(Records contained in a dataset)
[BEGIN]
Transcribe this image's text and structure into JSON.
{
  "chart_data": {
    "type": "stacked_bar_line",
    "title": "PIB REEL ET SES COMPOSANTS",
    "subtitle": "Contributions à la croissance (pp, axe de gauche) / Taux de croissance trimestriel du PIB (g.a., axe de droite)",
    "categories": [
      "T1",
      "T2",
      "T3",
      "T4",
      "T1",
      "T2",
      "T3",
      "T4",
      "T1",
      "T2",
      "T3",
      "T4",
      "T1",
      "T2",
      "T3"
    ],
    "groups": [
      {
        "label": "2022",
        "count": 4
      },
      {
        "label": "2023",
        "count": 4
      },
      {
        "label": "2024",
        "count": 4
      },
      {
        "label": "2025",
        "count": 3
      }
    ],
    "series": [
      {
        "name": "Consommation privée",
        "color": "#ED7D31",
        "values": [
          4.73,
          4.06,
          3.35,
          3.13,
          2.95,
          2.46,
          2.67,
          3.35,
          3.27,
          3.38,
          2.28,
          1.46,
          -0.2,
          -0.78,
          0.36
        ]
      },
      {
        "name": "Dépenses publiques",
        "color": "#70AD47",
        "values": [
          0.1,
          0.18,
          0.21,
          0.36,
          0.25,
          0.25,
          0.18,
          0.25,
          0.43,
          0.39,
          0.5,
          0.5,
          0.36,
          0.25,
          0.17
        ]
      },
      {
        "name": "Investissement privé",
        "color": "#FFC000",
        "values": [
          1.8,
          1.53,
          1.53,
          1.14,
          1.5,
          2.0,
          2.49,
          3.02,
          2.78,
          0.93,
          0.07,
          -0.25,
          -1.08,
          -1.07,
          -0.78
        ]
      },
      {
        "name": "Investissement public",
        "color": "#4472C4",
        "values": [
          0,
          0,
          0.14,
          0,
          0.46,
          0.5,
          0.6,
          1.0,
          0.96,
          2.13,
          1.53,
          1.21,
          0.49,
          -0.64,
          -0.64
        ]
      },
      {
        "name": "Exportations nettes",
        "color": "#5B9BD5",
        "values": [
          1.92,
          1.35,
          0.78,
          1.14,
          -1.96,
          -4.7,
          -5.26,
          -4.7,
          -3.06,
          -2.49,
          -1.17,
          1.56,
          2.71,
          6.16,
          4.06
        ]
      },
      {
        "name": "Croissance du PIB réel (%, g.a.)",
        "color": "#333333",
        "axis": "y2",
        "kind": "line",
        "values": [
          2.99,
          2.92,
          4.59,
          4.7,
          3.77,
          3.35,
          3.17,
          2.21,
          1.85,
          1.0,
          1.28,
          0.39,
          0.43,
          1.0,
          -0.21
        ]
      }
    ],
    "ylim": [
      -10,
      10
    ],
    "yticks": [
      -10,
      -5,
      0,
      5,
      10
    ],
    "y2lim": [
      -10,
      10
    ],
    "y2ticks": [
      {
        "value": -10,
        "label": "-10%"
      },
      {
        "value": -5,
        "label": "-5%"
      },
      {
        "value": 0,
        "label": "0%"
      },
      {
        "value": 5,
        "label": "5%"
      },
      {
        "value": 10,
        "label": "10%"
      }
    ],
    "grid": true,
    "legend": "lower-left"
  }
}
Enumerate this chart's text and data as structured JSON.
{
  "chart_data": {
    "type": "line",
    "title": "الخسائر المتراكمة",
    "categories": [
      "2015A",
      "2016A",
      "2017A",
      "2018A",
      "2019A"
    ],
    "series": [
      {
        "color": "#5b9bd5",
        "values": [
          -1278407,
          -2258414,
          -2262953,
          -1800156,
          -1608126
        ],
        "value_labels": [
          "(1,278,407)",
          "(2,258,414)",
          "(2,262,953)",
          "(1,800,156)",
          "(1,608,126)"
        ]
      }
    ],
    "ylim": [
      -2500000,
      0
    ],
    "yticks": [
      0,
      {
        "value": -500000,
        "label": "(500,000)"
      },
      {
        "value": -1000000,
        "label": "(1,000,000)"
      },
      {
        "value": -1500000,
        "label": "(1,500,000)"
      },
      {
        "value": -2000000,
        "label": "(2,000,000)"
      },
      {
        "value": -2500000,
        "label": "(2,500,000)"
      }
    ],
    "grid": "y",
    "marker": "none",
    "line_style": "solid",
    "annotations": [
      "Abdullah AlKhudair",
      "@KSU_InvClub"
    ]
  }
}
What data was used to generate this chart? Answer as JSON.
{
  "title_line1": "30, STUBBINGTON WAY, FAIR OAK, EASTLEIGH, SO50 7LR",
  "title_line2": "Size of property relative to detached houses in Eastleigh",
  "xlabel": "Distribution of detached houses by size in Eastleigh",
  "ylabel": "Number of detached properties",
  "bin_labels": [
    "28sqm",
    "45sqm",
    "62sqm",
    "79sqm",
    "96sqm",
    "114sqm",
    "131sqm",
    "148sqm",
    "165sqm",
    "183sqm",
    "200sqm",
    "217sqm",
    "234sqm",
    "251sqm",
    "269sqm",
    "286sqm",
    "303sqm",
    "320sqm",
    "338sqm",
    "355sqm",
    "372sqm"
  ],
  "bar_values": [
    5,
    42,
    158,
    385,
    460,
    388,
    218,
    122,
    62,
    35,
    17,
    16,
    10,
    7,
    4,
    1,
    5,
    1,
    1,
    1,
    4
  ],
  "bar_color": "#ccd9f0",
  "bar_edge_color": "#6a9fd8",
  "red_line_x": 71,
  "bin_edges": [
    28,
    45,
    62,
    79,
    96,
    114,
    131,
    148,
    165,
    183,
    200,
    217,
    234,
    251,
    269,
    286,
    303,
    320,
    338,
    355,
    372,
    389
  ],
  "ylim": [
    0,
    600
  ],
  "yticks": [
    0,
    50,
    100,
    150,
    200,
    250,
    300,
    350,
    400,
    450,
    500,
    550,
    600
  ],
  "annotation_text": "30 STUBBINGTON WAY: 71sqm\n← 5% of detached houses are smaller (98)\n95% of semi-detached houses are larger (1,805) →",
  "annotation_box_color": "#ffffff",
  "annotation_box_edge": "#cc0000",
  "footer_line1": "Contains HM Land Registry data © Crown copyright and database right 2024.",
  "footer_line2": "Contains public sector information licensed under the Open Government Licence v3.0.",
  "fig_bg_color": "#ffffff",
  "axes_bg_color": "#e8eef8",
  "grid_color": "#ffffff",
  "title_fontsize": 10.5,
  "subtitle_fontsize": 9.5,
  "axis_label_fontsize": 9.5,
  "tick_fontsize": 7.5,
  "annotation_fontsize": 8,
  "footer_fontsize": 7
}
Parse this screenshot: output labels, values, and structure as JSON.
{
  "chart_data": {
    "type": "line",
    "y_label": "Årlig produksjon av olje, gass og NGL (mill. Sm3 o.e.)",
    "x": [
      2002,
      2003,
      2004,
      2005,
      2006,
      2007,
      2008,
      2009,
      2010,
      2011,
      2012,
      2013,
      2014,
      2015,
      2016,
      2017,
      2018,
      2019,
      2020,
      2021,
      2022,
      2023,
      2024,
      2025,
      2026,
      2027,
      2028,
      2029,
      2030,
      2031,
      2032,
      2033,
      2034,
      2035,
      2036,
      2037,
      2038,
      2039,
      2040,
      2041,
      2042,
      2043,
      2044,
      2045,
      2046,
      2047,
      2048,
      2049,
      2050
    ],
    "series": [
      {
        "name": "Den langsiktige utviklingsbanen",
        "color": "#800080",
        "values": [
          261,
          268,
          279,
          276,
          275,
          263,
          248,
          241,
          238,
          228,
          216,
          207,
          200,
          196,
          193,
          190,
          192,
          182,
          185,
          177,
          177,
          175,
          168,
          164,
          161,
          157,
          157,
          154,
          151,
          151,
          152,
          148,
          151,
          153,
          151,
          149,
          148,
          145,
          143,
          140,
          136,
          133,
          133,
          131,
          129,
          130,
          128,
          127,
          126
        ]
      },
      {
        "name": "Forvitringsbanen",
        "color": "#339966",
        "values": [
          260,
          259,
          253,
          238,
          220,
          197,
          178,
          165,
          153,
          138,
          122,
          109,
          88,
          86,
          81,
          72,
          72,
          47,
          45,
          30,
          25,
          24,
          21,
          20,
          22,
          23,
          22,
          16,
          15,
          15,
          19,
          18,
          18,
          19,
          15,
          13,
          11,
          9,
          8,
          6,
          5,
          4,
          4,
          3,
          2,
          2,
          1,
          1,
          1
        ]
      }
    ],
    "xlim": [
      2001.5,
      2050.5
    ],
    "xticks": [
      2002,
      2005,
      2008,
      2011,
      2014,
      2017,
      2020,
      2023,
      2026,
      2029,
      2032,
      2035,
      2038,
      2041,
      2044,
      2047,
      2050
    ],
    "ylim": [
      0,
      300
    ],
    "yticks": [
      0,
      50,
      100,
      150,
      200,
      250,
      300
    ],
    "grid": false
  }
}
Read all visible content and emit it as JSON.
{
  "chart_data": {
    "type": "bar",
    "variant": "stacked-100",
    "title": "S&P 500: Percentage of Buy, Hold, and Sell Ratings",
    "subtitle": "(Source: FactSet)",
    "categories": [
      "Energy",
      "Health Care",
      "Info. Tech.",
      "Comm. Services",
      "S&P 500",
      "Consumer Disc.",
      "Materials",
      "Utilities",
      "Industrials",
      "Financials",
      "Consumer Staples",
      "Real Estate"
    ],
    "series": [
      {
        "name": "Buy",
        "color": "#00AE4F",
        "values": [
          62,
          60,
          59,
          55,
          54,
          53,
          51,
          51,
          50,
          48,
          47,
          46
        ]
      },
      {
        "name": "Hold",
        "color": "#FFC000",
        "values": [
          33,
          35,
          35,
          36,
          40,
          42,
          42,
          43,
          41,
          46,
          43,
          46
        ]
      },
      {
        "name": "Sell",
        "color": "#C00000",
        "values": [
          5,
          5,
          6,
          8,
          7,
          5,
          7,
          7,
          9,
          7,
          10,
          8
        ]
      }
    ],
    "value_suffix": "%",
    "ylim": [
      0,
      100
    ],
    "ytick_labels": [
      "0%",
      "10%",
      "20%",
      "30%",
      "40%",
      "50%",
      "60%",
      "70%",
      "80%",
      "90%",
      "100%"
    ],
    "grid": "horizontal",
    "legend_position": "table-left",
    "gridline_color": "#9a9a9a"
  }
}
[END]
(Task description):
Return each line of the listing that holds the string "type".

(Written solution):
    "type": "stacked_bar_line",
    "type": "line",
    "type": "line",
    "type": "bar",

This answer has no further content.